* _小問 1_
本文のうち、「この監督の作る『GODZILLA』なら期待大!『モンスターズ/地球外生命体』」を含む語句で始まり「作にも抜擢されるわけである。」で終わる部分を、一字も変えずに書き写してください。

* _本文_
★ ★ ★ ★ ★
この監督の作る『GODZILLA』なら期待大!『モンスターズ/地球外生命体』
『モンスターズ/地球外生命体』をレンタルDVDで鑑賞。
ストーリーはNASAの無人探査船が地球外生命体を発見した2009年までさかのぼる*1。生命体のサンプルを持ち帰るも、無人探査船が大気圏突入と共にメキシコ上空で大破してしまったからさあ大変。その地球外生命体はものすごいスピードで繁殖し、野生動物のごとくメキシコ/アメリカで大暴れしはじめる――――その付近が危険地域として封鎖されてから6年後。すっかり様変わりしてしまったメキシコに、ある出版社のカメラマンがスクープを撮りに向かう。ところが彼に危険地域付近にいる出版社の社長令嬢をアメリカに連れ戻して欲しいという命令が下ってしまい……
『エル・マリアッチ』や『ブレア・ウィッチ・プロジェクト』そして最近の『コリン』に連なる、恐ろしいほどの低予算ムービーであり、ある程度仕方ない部分もあるのかなと思いながら観ていたのだが、これが低予算をまったく感じさせない立派な娯楽SF映画になっていて、けなすところがほぼない、完璧と言っていいくらいの完成度でとにかく参った。正直『コリン』の監督に予算を渡しても次の作品には期待出来ないが、こちらには大いに期待したい。そりゃ『ゴジラ』の新作にも抜擢されるわけである。
★ ★ ★ ★ ★
* _提供データ_
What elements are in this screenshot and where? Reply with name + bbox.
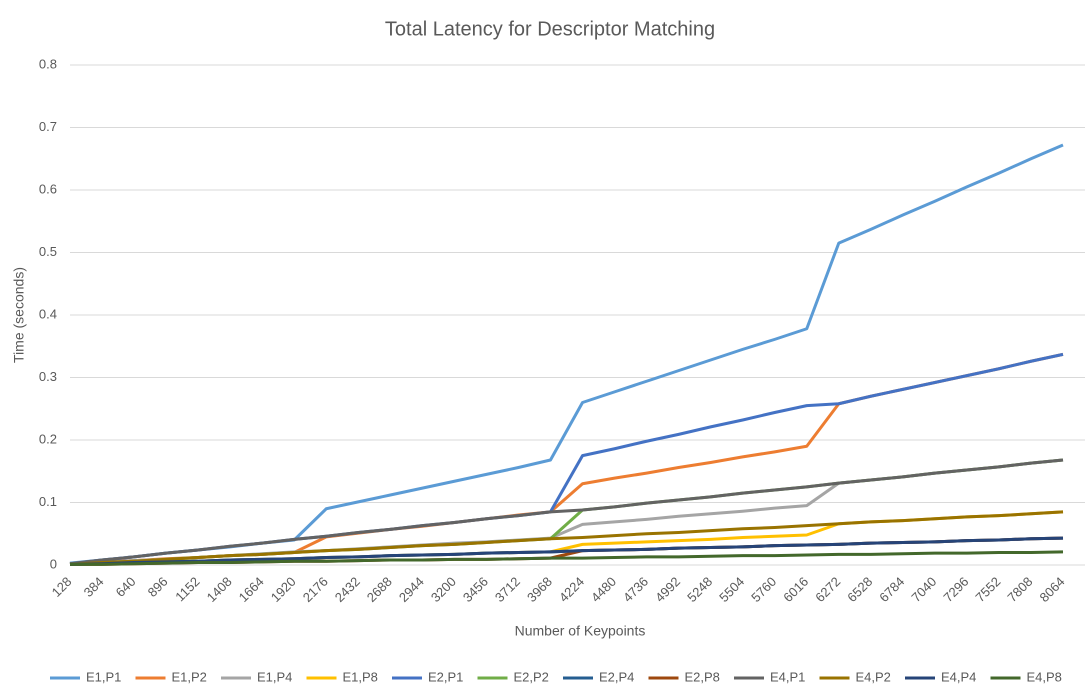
x-tick-label: 7552	[972, 574, 1003, 605]
series-line	[69, 510, 1064, 566]
legend-label: E1,P2	[172, 669, 207, 684]
x-tick-label: 4736	[620, 574, 651, 605]
legend-label: E2,P4	[599, 669, 634, 684]
series-line	[69, 458, 1064, 566]
x-tick-label: 6272	[812, 574, 843, 605]
x-tick-label: 6784	[876, 574, 907, 605]
y-tick-label: 0.2	[39, 431, 57, 446]
x-tick-label: 8064	[1036, 574, 1067, 605]
x-tick-label: 1152	[172, 574, 202, 604]
x-tick-label: 7296	[940, 574, 971, 605]
y-tick-label: 0	[50, 556, 57, 571]
legend-label: E2,P2	[514, 669, 549, 684]
x-tick-label: 3968	[524, 574, 555, 605]
y-tick-label: 0.4	[39, 306, 57, 321]
x-tick-label: 896	[145, 574, 171, 600]
x-tick-label: 2944	[396, 574, 427, 605]
x-tick-label: 4480	[588, 574, 619, 605]
x-tick-label: 1920	[268, 574, 299, 605]
x-tick-label: 5504	[716, 574, 747, 605]
y-tick-label: 0.8	[39, 56, 57, 71]
y-tick-label: 0.5	[39, 244, 57, 259]
x-tick-label: 3456	[460, 574, 491, 605]
x-tick-label: 5760	[748, 574, 779, 605]
x-tick-label: 4224	[556, 574, 587, 605]
x-tick-label: 3712	[492, 574, 523, 605]
x-tick-label: 2176	[300, 574, 331, 605]
legend-label: E4,P2	[856, 669, 891, 684]
x-tick-label: 6528	[844, 574, 875, 605]
x-tick-label: 1664	[236, 574, 267, 605]
legend-label: E4,P4	[941, 669, 976, 684]
x-tick-label: 640	[113, 574, 139, 600]
x-tick-label: 4992	[652, 574, 683, 605]
series-line	[69, 143, 1064, 565]
y-tick-label: 0.6	[39, 181, 57, 196]
legend-label: E4,P8	[1027, 669, 1062, 684]
x-tick-label: 5248	[684, 574, 715, 605]
legend-label: E1,P1	[86, 669, 121, 684]
x-tick-label: 7808	[1004, 574, 1035, 605]
x-tick-label: 384	[81, 574, 107, 600]
legend-label: E1,P4	[257, 669, 292, 684]
x-tick-label: 128	[49, 574, 75, 600]
y-tick-label: 0.7	[39, 119, 57, 134]
y-tick-label: 0.1	[39, 494, 57, 509]
x-tick-label: 3200	[428, 574, 459, 605]
chart-title: Total Latency for Descriptor Matching	[385, 18, 715, 40]
legend-label: E2,P8	[685, 669, 720, 684]
series-line	[69, 536, 1064, 566]
x-tick-label: 6016	[780, 574, 811, 605]
x-tick-label: 2432	[332, 574, 363, 605]
x-axis-title: Number of Keypoints	[515, 623, 646, 639]
legend-label: E4,P1	[770, 669, 805, 684]
legend-label: E2,P1	[428, 669, 463, 684]
legend-label: E1,P8	[343, 669, 378, 684]
x-tick-label: 1408	[204, 574, 235, 605]
y-axis-title: Time (seconds)	[11, 267, 27, 363]
x-tick-label: 2688	[364, 574, 395, 605]
x-tick-label: 7040	[908, 574, 939, 605]
series-line	[70, 550, 1064, 566]
y-tick-label: 0.3	[39, 369, 57, 384]
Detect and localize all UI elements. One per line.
★ ★ ★ ★ ★
* _小問 2_
記録の中から「axis」という語を含む行をすべて抜き出し、そのまま返してください。

* _演習の解答 1_
この監督の作る『GODZILLA』なら期待大!『モンスターズ/地球外生命体』
『モンスターズ/地球外生命体』をレンタルDVDで鑑賞。
ストーリーはNASAの無人探査船が地球外生命体を発見した2009年までさかのぼる*1。生命体のサンプルを持ち帰るも、無人探査船が大気圏突入と共にメキシコ上空で大破してしまったからさあ大変。その地球外生命体はものすごいスピードで繁殖し、野生動物のごとくメキシコ/アメリカで大暴れしはじめる――――その付近が危険地域として封鎖されてから6年後。すっかり様変わりしてしまったメキシコに、ある出版社のカメラマンがスクープを撮りに向かう。ところが彼に危険地域付近にいる出版社の社長令嬢をアメリカに連れ戻して欲しいという命令が下ってしまい……
『エル・マリアッチ』や『ブレア・ウィッチ・プロジェクト』そして最近の『コリン』に連なる、恐ろしいほどの低予算ムービーであり、ある程度仕方ない部分もあるのかなと思いながら観ていたのだが、これが低予算をまったく感じさせない立派な娯楽SF映画になっていて、けなすところがほぼない、完璧と言っていいくらいの完成度でとにかく参った。正直『コリン』の監督に予算を渡しても次の作品には期待出来ないが、こちらには大いに期待したい。そりゃ『ゴジラ』の新作にも抜擢されるわけである。

* _演習の解答 2_
x-axis-title: Number of Keypoints	[515, 623, 646, 639]
y-axis-title: Time (seconds)	[11, 267, 27, 363]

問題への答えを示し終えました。